Exercise task:
In the blog post below about the present perfect continuous, what other name is given for this tense?

Document:
--------------------------------

At Everywhere English, we are committed to your learning. As we focus on industry-specific English language lessons, we want to give you a head start with your skills. This week we discuss all things, Present Perfect Continuous. Yes we know, it’s a mouthful!
Our third of this unique blog series will highlight the importance of the present perfect continuous tense, along with how to use it and some of the common examples. It’s also known as the present perfect progressive, so if you hear this term in the future, it’s the exact same thing.
What is the Present Perfect Continuous?
The present perfect continuous a is a verb tense that indicates that an action began in the past and has continued until now. It frequently stresses duration, or how long an action has been going on.
In our first blog of this series, we touched on the present continuous. They sound extremely similar and it is quite easy to mix them up! So, what is the difference between the two? In simple terms, the present continuous tense is used when somebody describes an event or narrates something connected with an event or a happening. On the other hand, present perfect continuous tense is normally used in short story writing and novel writing for that matter.
We use the present perfect continuous to talk about repeated activities which started at a particular time in the past and are still continuing up until now: I’ve been going to Spain on holiday every year since 1987. I haven’t been eating much lunch lately. I’ve been going to the gym at lunchtime.

--------------------------------

Data section:
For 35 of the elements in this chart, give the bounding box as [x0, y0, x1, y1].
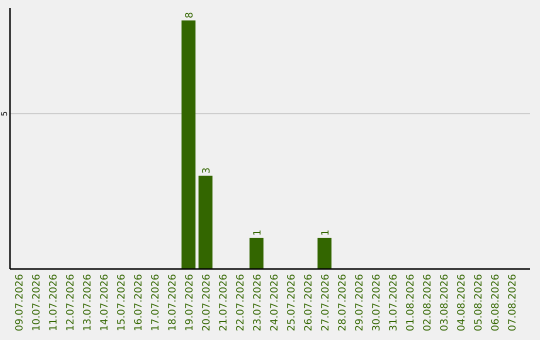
- x-tick-label: 11.07.2026: [48, 274, 60, 332]
- x-tick-label: 15.07.2026: [116, 274, 128, 332]
- x-tick-label: 07.08.2026: [508, 274, 518, 332]
- data-label: 1: [252, 230, 264, 236]
- x-tick-label: 06.08.2026: [490, 274, 502, 332]
- x-tick-label: 02.08.2026: [422, 274, 434, 332]
- data-label: 3: [202, 167, 212, 174]
- x-tick-label: 27.07.2026: [320, 274, 332, 332]
- x-tick-label: 17.07.2026: [150, 274, 162, 332]
- x-tick-label: 28.07.2026: [338, 274, 348, 332]
- x-tick-label: 23.07.2026: [252, 274, 264, 332]
- x-tick-label: 04.08.2026: [456, 274, 468, 332]
- x-tick-label: 05.08.2026: [474, 274, 484, 332]
- x-tick-label: 29.07.2026: [354, 274, 366, 332]
- x-tick-label: 24.07.2026: [270, 274, 280, 332]
- x-tick-label: 12.07.2026: [66, 274, 76, 332]
- x-tick-label: 01.08.2026: [406, 274, 416, 332]
- x-tick-label: 13.07.2026: [82, 274, 94, 332]
- x-tick-label: 26.07.2026: [304, 274, 314, 332]
- x-tick-label: 21.07.2026: [218, 274, 230, 332]
- x-tick-label: 03.08.2026: [440, 274, 450, 332]
- data-label: 1: [320, 230, 332, 236]
- x-tick-label: 25.07.2026: [286, 274, 298, 332]
- x-tick-label: 14.07.2026: [100, 274, 110, 332]
- x-tick-label: 09.07.2026: [14, 274, 26, 332]
- x-tick-label: 31.07.2026: [388, 274, 400, 332]
- data-label: 8: [184, 12, 196, 18]
- y-tick-label: 5: [0, 111, 9, 116]
- x-tick-label: 30.07.2026: [372, 274, 382, 332]
- x-tick-label: 20.07.2026: [202, 274, 212, 332]
- x-tick-label: 19.07.2026: [184, 274, 196, 332]
- x-tick-label: 22.07.2026: [236, 274, 246, 332]
- x-tick-label: 16.07.2026: [134, 274, 144, 332]
- x-tick-label: 10.07.2026: [32, 274, 42, 332]
- x-tick-label: 18.07.2026: [168, 274, 178, 332]
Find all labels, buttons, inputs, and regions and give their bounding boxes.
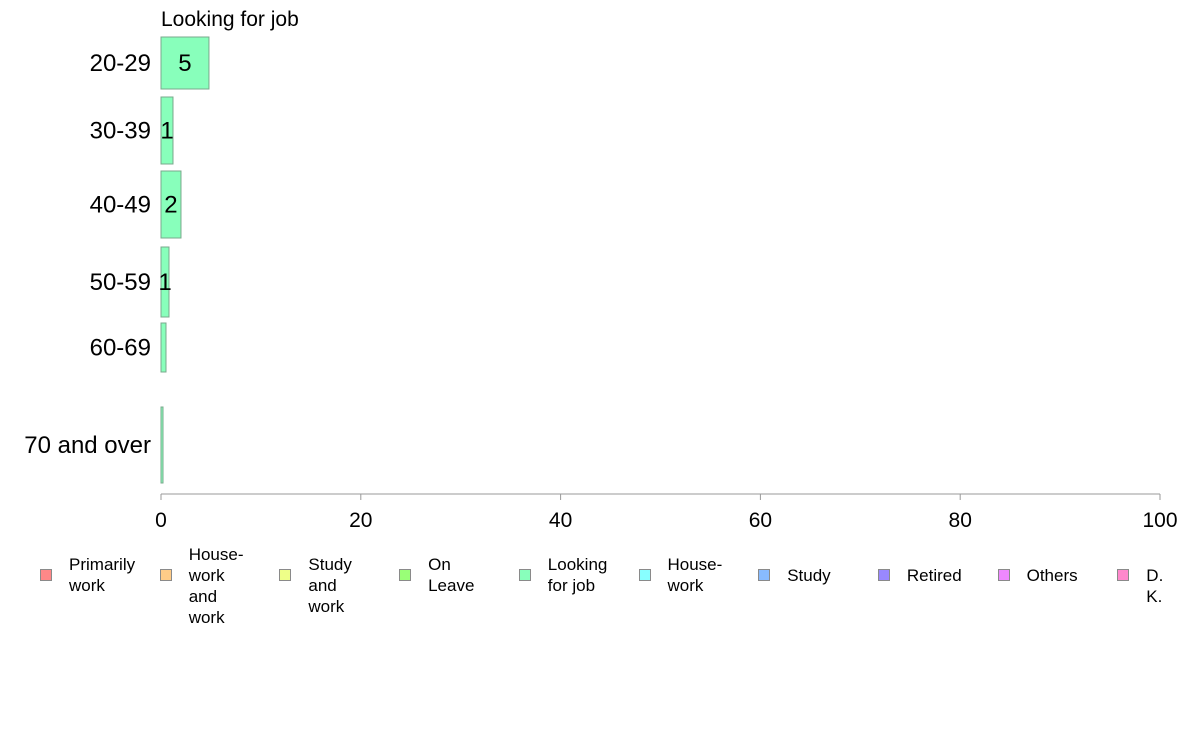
x-axis: 0 20 40 60 80 100 — [155, 493, 1178, 532]
legend-label: House- work and work — [188, 545, 244, 627]
legend: Primarily work House- work and work Study … — [0, 542, 1188, 627]
x-tick-label: 80 — [949, 509, 972, 532]
x-tick-label: 20 — [349, 509, 372, 532]
legend-label: Study — [787, 566, 831, 585]
bar-70-and-over — [160, 406, 164, 484]
bar-50-59 — [160, 246, 170, 318]
data-label: 1 — [158, 269, 171, 296]
legend-label: Looking for job — [547, 555, 608, 595]
x-tick-label: 40 — [549, 509, 572, 532]
bar-20-29 — [160, 36, 210, 90]
category-label: 50-59 — [90, 269, 151, 296]
legend-swatch — [997, 569, 1010, 581]
category-label: 20-29 — [90, 50, 151, 77]
category-label: 30-39 — [90, 118, 151, 145]
category-label: 40-49 — [90, 192, 151, 219]
legend-swatch — [40, 569, 52, 581]
legend-label: Retired — [906, 566, 962, 585]
x-tick-label: 0 — [155, 509, 167, 532]
legend-swatch — [1117, 569, 1130, 581]
x-tick-label: 100 — [1142, 509, 1177, 532]
bars-layer: 20-29 5 30-39 1 40-49 2 50-59 1 60-69 70 and over — [24, 36, 210, 484]
legend-label: House- work — [667, 555, 723, 595]
legend-swatch — [399, 569, 412, 581]
bar-30-39 — [160, 96, 174, 165]
legend-swatch — [159, 569, 172, 581]
bar-chart: Looking for job 20-29 5 30-39 1 40-49 2 50-59 1… — [24, 8, 1178, 532]
legend-swatch — [877, 569, 890, 581]
legend-label: On Leave — [428, 555, 475, 595]
legend-swatch — [279, 569, 292, 581]
data-label: 1 — [160, 118, 173, 145]
chart-title: Looking for job — [161, 8, 299, 31]
legend-label: Primarily work — [69, 555, 136, 595]
legend-swatch — [518, 569, 531, 581]
bar-40-49 — [160, 170, 182, 239]
legend-label: D. K. — [1146, 566, 1164, 606]
x-tick-label: 60 — [749, 509, 772, 532]
data-label: 5 — [178, 50, 191, 77]
category-label: 70 and over — [24, 432, 151, 459]
legend-swatch — [638, 569, 651, 581]
legend-label: Others — [1026, 566, 1078, 585]
bar-60-69 — [160, 322, 167, 373]
legend-swatch — [758, 569, 771, 581]
legend-label: Study and work — [308, 555, 352, 616]
category-label: 60-69 — [90, 335, 151, 362]
data-label: 2 — [164, 192, 177, 219]
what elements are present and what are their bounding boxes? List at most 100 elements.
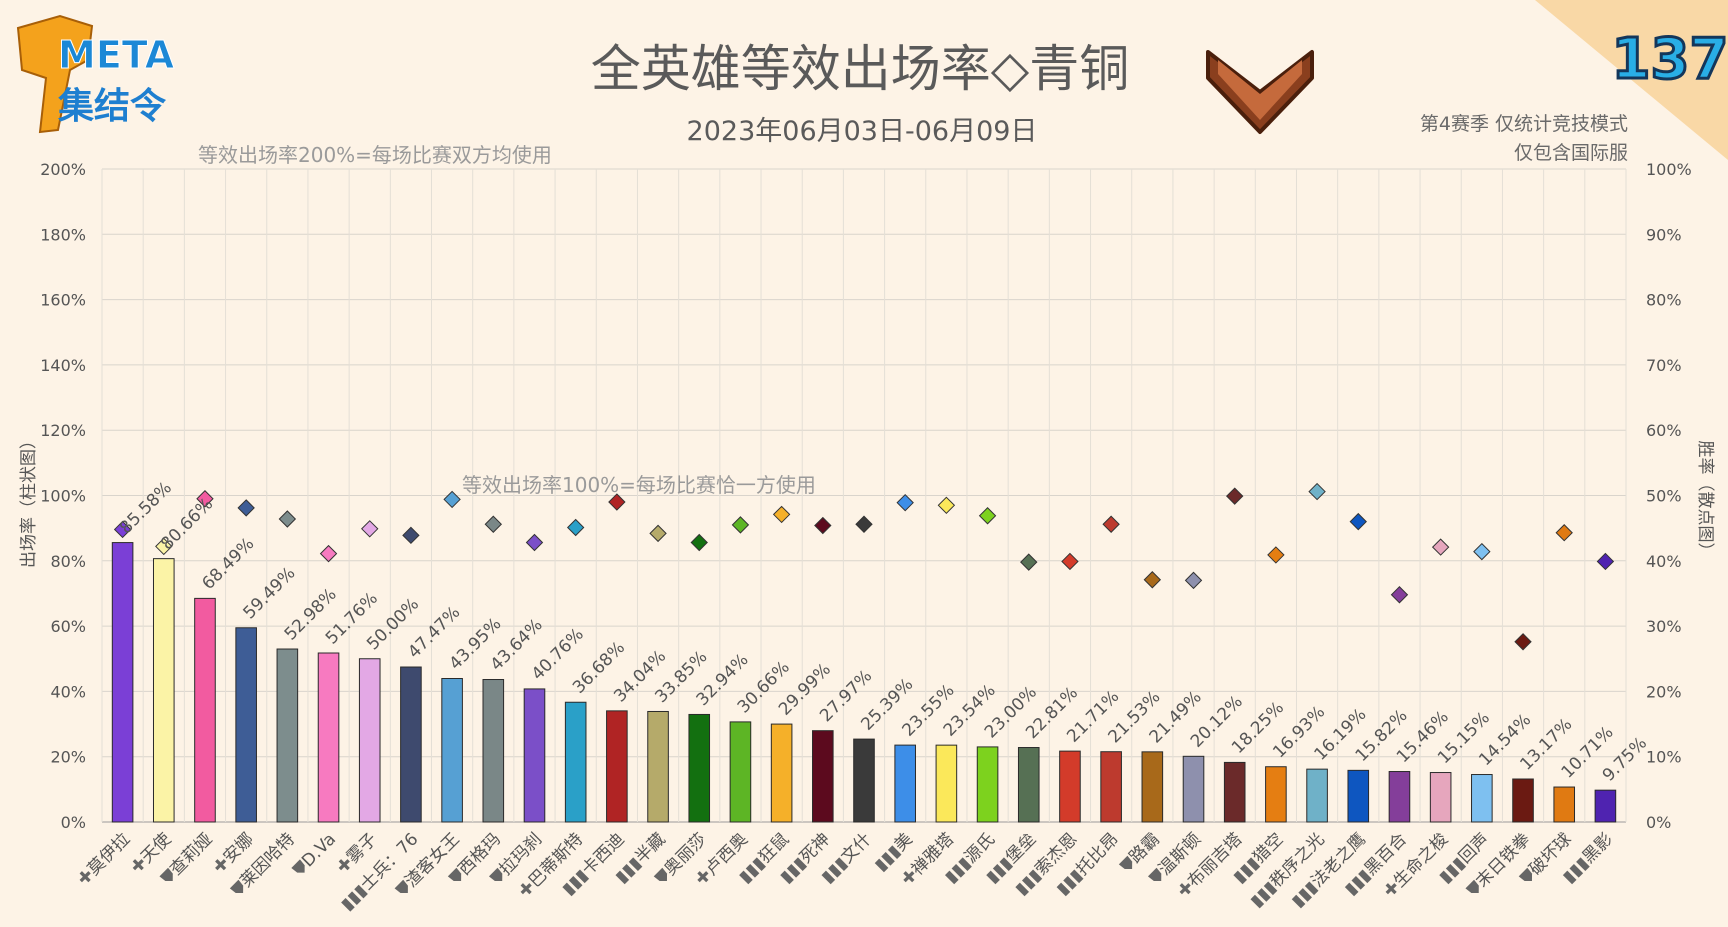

--------------------------------

The answer:
The present perfect progressive.